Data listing
* * * * * * *

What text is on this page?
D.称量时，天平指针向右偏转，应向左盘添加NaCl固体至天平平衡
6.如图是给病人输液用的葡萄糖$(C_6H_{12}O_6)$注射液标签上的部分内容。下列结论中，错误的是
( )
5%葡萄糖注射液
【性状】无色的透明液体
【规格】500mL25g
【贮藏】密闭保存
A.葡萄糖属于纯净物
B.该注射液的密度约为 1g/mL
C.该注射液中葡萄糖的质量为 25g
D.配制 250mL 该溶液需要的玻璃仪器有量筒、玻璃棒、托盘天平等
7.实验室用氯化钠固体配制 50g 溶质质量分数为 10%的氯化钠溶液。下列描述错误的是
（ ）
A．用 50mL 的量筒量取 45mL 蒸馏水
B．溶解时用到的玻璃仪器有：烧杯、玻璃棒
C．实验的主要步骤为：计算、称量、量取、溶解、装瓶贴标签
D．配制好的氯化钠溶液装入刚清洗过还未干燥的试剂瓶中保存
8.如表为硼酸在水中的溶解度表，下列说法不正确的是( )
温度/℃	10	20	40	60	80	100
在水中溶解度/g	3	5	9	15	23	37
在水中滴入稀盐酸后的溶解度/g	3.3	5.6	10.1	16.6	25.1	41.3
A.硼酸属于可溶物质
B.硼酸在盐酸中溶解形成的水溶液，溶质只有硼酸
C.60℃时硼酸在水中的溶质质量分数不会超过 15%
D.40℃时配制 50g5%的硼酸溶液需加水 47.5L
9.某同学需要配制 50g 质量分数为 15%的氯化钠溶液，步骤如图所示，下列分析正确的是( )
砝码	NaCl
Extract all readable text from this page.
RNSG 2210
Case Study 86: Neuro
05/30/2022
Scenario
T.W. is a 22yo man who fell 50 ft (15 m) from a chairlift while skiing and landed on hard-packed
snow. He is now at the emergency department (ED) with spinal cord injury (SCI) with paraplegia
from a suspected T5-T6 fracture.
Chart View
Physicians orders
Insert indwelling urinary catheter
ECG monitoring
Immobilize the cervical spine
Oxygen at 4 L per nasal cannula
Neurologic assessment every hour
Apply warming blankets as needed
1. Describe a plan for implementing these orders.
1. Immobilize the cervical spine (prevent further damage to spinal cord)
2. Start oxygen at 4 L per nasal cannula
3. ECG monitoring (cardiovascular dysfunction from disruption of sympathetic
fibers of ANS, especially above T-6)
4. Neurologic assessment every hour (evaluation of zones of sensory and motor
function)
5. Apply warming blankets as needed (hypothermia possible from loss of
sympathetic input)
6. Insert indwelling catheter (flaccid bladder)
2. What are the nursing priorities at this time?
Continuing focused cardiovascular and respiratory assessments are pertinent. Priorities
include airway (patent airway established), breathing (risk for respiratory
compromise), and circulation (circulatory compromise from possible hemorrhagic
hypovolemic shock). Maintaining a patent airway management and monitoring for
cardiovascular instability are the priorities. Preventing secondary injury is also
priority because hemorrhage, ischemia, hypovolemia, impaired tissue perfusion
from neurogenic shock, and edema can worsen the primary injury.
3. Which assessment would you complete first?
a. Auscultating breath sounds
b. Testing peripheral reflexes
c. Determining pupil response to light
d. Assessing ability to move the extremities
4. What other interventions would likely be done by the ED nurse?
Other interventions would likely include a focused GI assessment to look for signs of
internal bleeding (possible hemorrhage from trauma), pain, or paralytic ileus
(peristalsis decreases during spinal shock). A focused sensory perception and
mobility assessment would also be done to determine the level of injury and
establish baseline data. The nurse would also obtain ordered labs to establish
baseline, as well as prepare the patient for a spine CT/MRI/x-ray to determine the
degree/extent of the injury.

* * * * * * *

- [Stated goal]
In the listing above, how many lines include the word "sensory"? Answer with the number and nothing more.

- [Final result]
2